• [WRITTEN EXERCISE] Go through each line of the records below and count those with the word "Days". Give only the count.

===== RECORDS FOR THIS TASK

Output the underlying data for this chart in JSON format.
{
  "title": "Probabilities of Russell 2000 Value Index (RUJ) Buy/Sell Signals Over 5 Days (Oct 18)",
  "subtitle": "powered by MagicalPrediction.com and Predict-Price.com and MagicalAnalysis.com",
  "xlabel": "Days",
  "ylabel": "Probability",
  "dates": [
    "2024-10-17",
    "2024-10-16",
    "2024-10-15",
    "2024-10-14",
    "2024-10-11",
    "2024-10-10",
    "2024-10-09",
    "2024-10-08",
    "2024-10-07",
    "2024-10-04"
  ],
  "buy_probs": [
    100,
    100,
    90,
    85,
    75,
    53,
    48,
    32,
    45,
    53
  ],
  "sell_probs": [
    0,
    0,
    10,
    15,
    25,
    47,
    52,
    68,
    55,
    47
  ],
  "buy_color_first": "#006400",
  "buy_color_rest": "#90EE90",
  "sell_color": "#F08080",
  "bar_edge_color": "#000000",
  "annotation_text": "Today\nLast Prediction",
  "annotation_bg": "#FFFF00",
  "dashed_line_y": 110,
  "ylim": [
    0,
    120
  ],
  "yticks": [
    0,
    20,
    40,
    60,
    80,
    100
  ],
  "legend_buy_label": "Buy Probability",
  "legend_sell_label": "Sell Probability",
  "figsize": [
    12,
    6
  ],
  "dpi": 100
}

==========

• [TASK ANSWER] 2